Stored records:
● ● ●

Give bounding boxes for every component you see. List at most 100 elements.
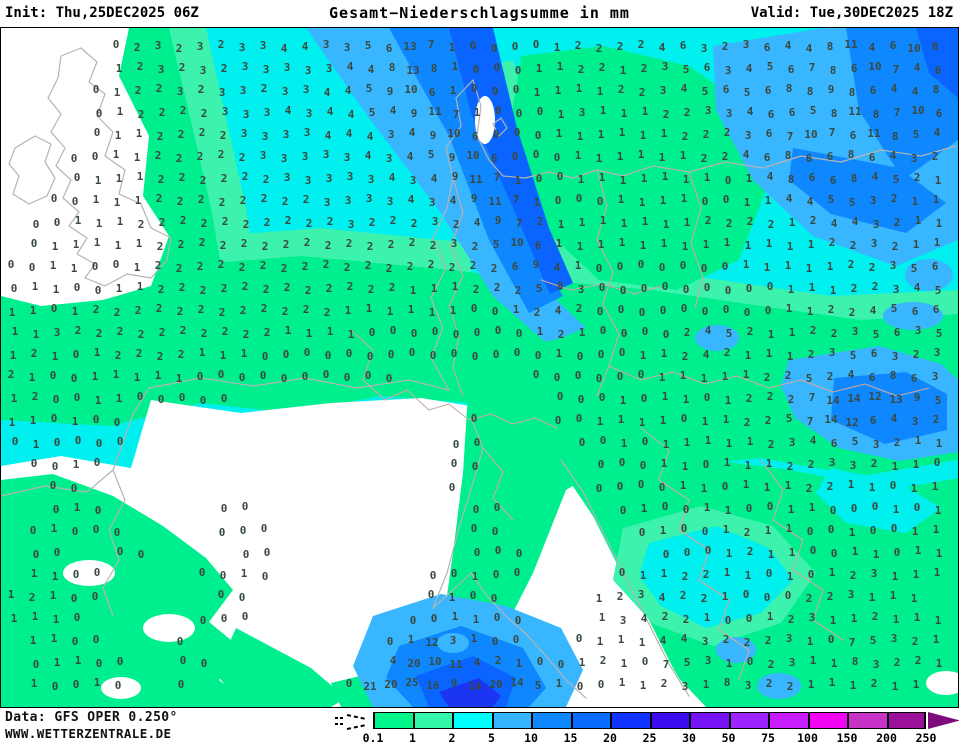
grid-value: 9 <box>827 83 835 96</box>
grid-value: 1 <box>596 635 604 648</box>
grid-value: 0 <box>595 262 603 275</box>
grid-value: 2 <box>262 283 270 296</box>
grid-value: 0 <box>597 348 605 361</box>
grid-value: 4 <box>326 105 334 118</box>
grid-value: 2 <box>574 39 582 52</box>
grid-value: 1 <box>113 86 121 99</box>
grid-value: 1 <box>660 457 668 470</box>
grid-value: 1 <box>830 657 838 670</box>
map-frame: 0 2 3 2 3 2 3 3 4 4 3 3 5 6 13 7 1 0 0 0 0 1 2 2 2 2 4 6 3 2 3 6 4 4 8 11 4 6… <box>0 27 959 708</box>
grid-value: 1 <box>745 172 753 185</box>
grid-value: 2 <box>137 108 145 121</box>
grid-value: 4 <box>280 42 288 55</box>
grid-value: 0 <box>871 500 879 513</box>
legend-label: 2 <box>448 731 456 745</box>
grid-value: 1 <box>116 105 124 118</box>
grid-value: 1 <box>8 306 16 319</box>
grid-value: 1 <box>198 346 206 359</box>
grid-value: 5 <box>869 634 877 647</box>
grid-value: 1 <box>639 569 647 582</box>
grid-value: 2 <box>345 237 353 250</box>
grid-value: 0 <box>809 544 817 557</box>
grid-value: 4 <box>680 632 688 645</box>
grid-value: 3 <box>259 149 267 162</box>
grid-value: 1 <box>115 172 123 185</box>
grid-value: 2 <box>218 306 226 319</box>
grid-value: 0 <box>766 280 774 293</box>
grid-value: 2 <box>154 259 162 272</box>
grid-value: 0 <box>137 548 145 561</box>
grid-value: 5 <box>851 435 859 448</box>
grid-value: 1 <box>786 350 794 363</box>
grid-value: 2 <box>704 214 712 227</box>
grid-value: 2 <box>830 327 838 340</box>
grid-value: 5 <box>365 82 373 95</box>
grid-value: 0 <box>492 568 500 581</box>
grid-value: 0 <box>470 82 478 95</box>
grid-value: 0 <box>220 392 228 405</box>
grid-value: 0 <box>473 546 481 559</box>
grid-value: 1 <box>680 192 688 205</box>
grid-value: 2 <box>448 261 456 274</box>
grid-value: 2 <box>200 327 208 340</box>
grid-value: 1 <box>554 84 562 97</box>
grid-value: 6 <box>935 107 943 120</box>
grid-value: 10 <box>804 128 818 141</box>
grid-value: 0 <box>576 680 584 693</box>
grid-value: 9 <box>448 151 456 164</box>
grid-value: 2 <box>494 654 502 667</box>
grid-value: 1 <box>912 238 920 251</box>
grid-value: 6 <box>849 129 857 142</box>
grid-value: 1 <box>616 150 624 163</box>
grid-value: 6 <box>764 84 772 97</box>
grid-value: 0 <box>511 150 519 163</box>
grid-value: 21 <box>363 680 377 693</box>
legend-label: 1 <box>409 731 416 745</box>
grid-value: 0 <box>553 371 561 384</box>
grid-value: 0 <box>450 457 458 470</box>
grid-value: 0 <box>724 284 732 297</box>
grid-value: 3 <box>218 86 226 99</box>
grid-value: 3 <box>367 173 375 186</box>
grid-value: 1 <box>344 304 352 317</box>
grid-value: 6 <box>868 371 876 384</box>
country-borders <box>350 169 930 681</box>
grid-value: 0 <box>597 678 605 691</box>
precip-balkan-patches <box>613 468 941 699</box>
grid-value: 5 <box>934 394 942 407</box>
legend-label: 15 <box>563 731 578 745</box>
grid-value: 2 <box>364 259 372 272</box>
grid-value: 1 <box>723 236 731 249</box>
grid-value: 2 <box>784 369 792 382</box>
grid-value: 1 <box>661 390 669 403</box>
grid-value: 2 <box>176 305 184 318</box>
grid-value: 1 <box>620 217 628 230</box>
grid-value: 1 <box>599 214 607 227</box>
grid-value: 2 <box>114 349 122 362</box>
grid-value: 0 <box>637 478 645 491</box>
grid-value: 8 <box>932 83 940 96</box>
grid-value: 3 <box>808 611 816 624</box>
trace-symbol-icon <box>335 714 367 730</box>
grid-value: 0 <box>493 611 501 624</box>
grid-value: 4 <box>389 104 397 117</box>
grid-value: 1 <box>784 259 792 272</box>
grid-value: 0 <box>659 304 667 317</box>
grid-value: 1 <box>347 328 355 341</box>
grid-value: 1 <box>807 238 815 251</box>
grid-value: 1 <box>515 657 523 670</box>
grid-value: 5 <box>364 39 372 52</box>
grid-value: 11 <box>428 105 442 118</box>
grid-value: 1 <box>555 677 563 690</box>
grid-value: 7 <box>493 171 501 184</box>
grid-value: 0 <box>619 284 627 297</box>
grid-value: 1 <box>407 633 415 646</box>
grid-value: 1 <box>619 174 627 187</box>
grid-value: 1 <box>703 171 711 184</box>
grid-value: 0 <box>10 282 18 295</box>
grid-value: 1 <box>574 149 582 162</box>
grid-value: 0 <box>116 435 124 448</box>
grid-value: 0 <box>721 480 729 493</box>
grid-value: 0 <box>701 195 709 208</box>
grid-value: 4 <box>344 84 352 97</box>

● ● ●

• WRITTEN TASK
Copy out every line of the listing above verbatim, leaving out the pictures.

• SOLUTION TO THE EXERCISE
Give bounding boxes for every component you see. List at most 100 elements.
grid-value: 9 <box>827 83 835 96</box>
grid-value: 1 <box>596 635 604 648</box>
grid-value: 0 <box>595 262 603 275</box>
grid-value: 2 <box>262 283 270 296</box>
grid-value: 0 <box>597 348 605 361</box>
grid-value: 4 <box>326 105 334 118</box>
grid-value: 2 <box>574 39 582 52</box>
grid-value: 1 <box>113 86 121 99</box>
grid-value: 1 <box>660 457 668 470</box>
grid-value: 1 <box>830 657 838 670</box>
map-frame: 0 2 3 2 3 2 3 3 4 4 3 3 5 6 13 7 1 0 0 0 0 1 2 2 2 2 4 6 3 2 3 6 4 4 8 11 4 6… <box>0 27 959 708</box>
grid-value: 1 <box>745 172 753 185</box>
grid-value: 2 <box>137 108 145 121</box>
grid-value: 4 <box>280 42 288 55</box>
grid-value: 0 <box>871 500 879 513</box>
legend-label: 2 <box>448 731 456 745</box>
grid-value: 1 <box>116 105 124 118</box>
grid-value: 1 <box>8 306 16 319</box>
grid-value: 1 <box>198 346 206 359</box>
grid-value: 5 <box>869 634 877 647</box>
grid-value: 1 <box>639 569 647 582</box>
grid-value: 2 <box>345 237 353 250</box>
grid-value: 0 <box>809 544 817 557</box>
grid-value: 4 <box>680 632 688 645</box>
grid-value: 3 <box>259 149 267 162</box>
grid-value: 1 <box>115 172 123 185</box>
grid-value: 2 <box>218 306 226 319</box>
grid-value: 0 <box>766 280 774 293</box>
grid-value: 2 <box>154 259 162 272</box>
grid-value: 0 <box>137 548 145 561</box>
grid-value: 5 <box>851 435 859 448</box>
grid-value: 1 <box>786 350 794 363</box>
grid-value: 2 <box>704 214 712 227</box>
grid-value: 2 <box>830 327 838 340</box>
grid-value: 5 <box>365 82 373 95</box>
grid-value: 0 <box>492 568 500 581</box>
grid-value: 0 <box>470 82 478 95</box>
grid-value: 0 <box>220 392 228 405</box>
grid-value: 0 <box>473 546 481 559</box>
grid-value: 1 <box>680 192 688 205</box>
grid-value: 2 <box>448 261 456 274</box>
grid-value: 2 <box>200 327 208 340</box>
grid-value: 1 <box>554 84 562 97</box>
grid-value: 6 <box>935 107 943 120</box>
grid-value: 10 <box>804 128 818 141</box>
grid-value: 0 <box>576 680 584 693</box>
grid-value: 9 <box>448 151 456 164</box>
grid-value: 2 <box>494 654 502 667</box>
grid-value: 1 <box>912 238 920 251</box>
grid-value: 6 <box>849 129 857 142</box>
grid-value: 1 <box>616 150 624 163</box>
grid-value: 6 <box>764 84 772 97</box>
grid-value: 0 <box>511 150 519 163</box>
grid-value: 21 <box>363 680 377 693</box>
legend-label: 1 <box>409 731 416 745</box>
grid-value: 0 <box>553 371 561 384</box>
grid-value: 0 <box>450 457 458 470</box>
grid-value: 0 <box>724 284 732 297</box>
grid-value: 3 <box>218 86 226 99</box>
grid-value: 3 <box>367 173 375 186</box>
grid-value: 1 <box>344 304 352 317</box>
grid-value: 6 <box>868 371 876 384</box>
country-borders <box>350 169 930 681</box>
grid-value: 0 <box>597 678 605 691</box>
precip-balkan-patches <box>613 468 941 699</box>
grid-value: 5 <box>934 394 942 407</box>
legend-label: 15 <box>563 731 578 745</box>
grid-value: 2 <box>364 259 372 272</box>
grid-value: 1 <box>723 236 731 249</box>
grid-value: 2 <box>784 369 792 382</box>
grid-value: 1 <box>661 390 669 403</box>
grid-value: 2 <box>176 305 184 318</box>
grid-value: 1 <box>620 217 628 230</box>
grid-value: 1 <box>599 214 607 227</box>
grid-value: 2 <box>114 349 122 362</box>
grid-value: 0 <box>637 478 645 491</box>
grid-value: 8 <box>932 83 940 96</box>
grid-value: 3 <box>808 611 816 624</box>
trace-symbol-icon <box>335 714 367 730</box>
grid-value: 0 <box>493 611 501 624</box>
grid-value: 4 <box>389 104 397 117</box>
grid-value: 1 <box>784 259 792 272</box>
grid-value: 0 <box>659 304 667 317</box>
grid-value: 1 <box>347 328 355 341</box>
grid-value: 1 <box>807 238 815 251</box>
grid-value: 1 <box>515 657 523 670</box>
grid-value: 5 <box>364 39 372 52</box>
grid-value: 11 <box>428 105 442 118</box>
grid-value: 1 <box>555 677 563 690</box>
grid-value: 7 <box>493 171 501 184</box>
grid-value: 0 <box>619 284 627 297</box>
grid-value: 1 <box>407 633 415 646</box>
grid-value: 1 <box>619 174 627 187</box>
grid-value: 1 <box>703 171 711 184</box>
grid-value: 0 <box>10 282 18 295</box>
grid-value: 1 <box>574 149 582 162</box>
grid-value: 0 <box>116 435 124 448</box>
grid-value: 0 <box>721 480 729 493</box>
grid-value: 0 <box>701 195 709 208</box>
grid-value: 4 <box>344 84 352 97</box>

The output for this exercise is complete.